Provide an exact transcription of all the records.

RECORDS TO PROCESS:
☆ ☆ ☆ ☆ ☆
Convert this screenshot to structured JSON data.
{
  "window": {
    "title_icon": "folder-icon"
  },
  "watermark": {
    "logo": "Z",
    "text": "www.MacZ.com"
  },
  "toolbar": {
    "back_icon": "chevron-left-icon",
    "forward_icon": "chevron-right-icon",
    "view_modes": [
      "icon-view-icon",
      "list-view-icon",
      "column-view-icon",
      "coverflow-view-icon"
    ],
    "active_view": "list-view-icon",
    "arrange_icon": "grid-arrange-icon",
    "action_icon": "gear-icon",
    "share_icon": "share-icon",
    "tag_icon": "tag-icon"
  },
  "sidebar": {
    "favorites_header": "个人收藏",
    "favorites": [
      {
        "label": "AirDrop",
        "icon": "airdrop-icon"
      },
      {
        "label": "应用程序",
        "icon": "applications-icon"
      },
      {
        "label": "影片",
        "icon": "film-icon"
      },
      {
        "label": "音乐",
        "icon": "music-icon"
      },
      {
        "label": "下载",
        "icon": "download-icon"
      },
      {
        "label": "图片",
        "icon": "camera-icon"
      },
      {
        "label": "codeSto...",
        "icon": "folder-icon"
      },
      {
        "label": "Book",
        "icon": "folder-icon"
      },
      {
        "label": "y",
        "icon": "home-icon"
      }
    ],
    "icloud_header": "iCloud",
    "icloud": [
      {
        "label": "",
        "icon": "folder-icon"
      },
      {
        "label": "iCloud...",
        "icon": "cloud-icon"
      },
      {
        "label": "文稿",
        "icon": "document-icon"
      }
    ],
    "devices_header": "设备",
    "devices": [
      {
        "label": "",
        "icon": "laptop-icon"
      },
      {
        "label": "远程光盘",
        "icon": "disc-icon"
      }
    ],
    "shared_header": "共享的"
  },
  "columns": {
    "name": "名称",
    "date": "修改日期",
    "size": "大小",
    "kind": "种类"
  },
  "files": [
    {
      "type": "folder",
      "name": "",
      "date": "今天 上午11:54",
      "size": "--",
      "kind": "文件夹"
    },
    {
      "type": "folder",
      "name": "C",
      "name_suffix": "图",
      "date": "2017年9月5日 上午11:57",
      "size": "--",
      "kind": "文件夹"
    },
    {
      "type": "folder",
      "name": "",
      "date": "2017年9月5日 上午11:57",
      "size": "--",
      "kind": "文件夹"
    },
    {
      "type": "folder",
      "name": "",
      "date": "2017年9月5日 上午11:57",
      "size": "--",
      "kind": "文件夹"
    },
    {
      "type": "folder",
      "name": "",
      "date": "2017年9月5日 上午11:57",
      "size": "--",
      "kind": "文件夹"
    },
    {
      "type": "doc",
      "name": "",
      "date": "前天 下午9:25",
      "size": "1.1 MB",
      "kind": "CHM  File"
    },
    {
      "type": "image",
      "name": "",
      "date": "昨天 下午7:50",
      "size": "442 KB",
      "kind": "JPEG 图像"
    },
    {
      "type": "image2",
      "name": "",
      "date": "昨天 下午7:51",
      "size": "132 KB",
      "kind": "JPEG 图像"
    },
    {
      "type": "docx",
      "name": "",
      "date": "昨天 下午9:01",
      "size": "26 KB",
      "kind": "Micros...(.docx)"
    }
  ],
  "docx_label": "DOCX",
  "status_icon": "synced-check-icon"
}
☆ ☆ ☆ ☆ ☆
REPLY:
Convert this screenshot to structured JSON data.
{
  "window": {
    "title_icon": "folder-icon"
  },
  "watermark": {
    "logo": "Z",
    "text": "www.MacZ.com"
  },
  "toolbar": {
    "back_icon": "chevron-left-icon",
    "forward_icon": "chevron-right-icon",
    "view_modes": [
      "icon-view-icon",
      "list-view-icon",
      "column-view-icon",
      "coverflow-view-icon"
    ],
    "active_view": "list-view-icon",
    "arrange_icon": "grid-arrange-icon",
    "action_icon": "gear-icon",
    "share_icon": "share-icon",
    "tag_icon": "tag-icon"
  },
  "sidebar": {
    "favorites_header": "个人收藏",
    "favorites": [
      {
        "label": "AirDrop",
        "icon": "airdrop-icon"
      },
      {
        "label": "应用程序",
        "icon": "applications-icon"
      },
      {
        "label": "影片",
        "icon": "film-icon"
      },
      {
        "label": "音乐",
        "icon": "music-icon"
      },
      {
        "label": "下载",
        "icon": "download-icon"
      },
      {
        "label": "图片",
        "icon": "camera-icon"
      },
      {
        "label": "codeSto...",
        "icon": "folder-icon"
      },
      {
        "label": "Book",
        "icon": "folder-icon"
      },
      {
        "label": "y",
        "icon": "home-icon"
      }
    ],
    "icloud_header": "iCloud",
    "icloud": [
      {
        "label": "",
        "icon": "folder-icon"
      },
      {
        "label": "iCloud...",
        "icon": "cloud-icon"
      },
      {
        "label": "文稿",
        "icon": "document-icon"
      }
    ],
    "devices_header": "设备",
    "devices": [
      {
        "label": "",
        "icon": "laptop-icon"
      },
      {
        "label": "远程光盘",
        "icon": "disc-icon"
      }
    ],
    "shared_header": "共享的"
  },
  "columns": {
    "name": "名称",
    "date": "修改日期",
    "size": "大小",
    "kind": "种类"
  },
  "files": [
    {
      "type": "folder",
      "name": "",
      "date": "今天 上午11:54",
      "size": "--",
      "kind": "文件夹"
    },
    {
      "type": "folder",
      "name": "C",
      "name_suffix": "图",
      "date": "2017年9月5日 上午11:57",
      "size": "--",
      "kind": "文件夹"
    },
    {
      "type": "folder",
      "name": "",
      "date": "2017年9月5日 上午11:57",
      "size": "--",
      "kind": "文件夹"
    },
    {
      "type": "folder",
      "name": "",
      "date": "2017年9月5日 上午11:57",
      "size": "--",
      "kind": "文件夹"
    },
    {
      "type": "folder",
      "name": "",
      "date": "2017年9月5日 上午11:57",
      "size": "--",
      "kind": "文件夹"
    },
    {
      "type": "doc",
      "name": "",
      "date": "前天 下午9:25",
      "size": "1.1 MB",
      "kind": "CHM  File"
    },
    {
      "type": "image",
      "name": "",
      "date": "昨天 下午7:50",
      "size": "442 KB",
      "kind": "JPEG 图像"
    },
    {
      "type": "image2",
      "name": "",
      "date": "昨天 下午7:51",
      "size": "132 KB",
      "kind": "JPEG 图像"
    },
    {
      "type": "docx",
      "name": "",
      "date": "昨天 下午9:01",
      "size": "26 KB",
      "kind": "Micros...(.docx)"
    }
  ],
  "docx_label": "DOCX",
  "status_icon": "synced-check-icon"
}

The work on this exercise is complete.